Task prompt - Filter for the word "маховичка" and keep each matching line.

Records for the task -
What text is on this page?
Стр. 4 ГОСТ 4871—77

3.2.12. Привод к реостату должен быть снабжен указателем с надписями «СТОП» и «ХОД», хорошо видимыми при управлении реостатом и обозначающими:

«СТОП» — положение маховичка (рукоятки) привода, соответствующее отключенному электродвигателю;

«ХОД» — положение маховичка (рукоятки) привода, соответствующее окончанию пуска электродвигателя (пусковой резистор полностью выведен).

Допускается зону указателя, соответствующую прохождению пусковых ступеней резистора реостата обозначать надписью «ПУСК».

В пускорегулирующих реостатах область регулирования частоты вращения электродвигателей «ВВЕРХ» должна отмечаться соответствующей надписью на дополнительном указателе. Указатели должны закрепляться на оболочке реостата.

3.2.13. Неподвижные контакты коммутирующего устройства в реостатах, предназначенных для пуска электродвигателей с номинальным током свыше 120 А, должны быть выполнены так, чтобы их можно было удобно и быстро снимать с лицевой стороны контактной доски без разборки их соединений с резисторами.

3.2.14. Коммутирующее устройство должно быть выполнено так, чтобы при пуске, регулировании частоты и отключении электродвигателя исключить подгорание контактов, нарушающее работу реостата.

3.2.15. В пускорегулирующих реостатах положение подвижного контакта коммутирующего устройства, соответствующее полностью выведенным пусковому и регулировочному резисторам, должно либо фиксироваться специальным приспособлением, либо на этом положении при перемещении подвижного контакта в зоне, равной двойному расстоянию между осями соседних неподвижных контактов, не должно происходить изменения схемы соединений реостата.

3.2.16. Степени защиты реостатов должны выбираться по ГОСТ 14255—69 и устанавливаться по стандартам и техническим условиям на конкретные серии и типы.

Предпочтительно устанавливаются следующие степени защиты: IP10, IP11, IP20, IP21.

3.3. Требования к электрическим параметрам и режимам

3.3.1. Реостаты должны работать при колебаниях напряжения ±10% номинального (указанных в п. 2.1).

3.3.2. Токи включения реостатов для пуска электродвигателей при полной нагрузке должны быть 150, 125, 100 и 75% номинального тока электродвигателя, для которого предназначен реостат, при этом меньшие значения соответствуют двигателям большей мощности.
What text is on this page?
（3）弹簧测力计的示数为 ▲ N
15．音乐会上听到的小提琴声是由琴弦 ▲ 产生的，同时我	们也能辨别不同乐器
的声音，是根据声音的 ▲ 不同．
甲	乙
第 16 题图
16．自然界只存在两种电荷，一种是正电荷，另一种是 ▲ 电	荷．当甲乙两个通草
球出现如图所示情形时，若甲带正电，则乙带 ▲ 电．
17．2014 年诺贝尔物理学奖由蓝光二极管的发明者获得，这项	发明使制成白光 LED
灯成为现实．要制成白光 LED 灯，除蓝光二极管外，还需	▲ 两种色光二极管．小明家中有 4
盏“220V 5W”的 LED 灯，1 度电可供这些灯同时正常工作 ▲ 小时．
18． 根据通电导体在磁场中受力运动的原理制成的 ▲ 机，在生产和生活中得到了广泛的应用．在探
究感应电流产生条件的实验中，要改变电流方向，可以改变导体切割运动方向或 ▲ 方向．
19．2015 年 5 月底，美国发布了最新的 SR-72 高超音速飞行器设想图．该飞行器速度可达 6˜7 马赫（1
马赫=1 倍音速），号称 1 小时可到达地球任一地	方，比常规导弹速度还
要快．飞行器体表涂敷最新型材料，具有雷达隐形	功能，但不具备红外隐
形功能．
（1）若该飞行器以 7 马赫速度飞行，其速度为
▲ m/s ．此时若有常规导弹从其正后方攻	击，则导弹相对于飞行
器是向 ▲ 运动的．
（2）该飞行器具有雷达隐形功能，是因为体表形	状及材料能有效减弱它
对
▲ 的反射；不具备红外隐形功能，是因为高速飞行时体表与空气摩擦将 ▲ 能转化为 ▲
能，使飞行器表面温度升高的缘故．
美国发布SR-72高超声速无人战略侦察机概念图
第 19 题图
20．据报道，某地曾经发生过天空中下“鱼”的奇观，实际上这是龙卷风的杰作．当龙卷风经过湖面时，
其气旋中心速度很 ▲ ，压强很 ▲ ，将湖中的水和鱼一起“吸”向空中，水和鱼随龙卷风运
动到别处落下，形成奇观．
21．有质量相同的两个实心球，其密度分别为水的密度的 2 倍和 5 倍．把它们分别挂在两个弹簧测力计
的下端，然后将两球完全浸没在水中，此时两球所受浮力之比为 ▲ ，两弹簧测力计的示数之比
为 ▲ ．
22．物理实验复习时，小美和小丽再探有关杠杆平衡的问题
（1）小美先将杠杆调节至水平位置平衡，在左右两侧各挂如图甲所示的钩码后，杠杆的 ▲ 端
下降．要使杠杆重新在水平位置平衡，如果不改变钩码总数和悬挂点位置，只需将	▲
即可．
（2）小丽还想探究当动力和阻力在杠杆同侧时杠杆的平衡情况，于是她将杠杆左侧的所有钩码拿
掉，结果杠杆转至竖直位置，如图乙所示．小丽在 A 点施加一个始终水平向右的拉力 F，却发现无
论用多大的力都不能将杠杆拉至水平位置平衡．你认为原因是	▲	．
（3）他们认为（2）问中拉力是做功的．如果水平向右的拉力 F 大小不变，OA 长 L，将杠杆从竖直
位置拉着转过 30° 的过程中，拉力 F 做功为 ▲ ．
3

Exercise solution -
«СТОП» — положение маховичка (рукоятки) привода, соответствующее отключенному электродвигателю;
«ХОД» — положение маховичка (рукоятки) привода, соответствующее окончанию пуска электродвигателя (пусковой резистор полностью выведен).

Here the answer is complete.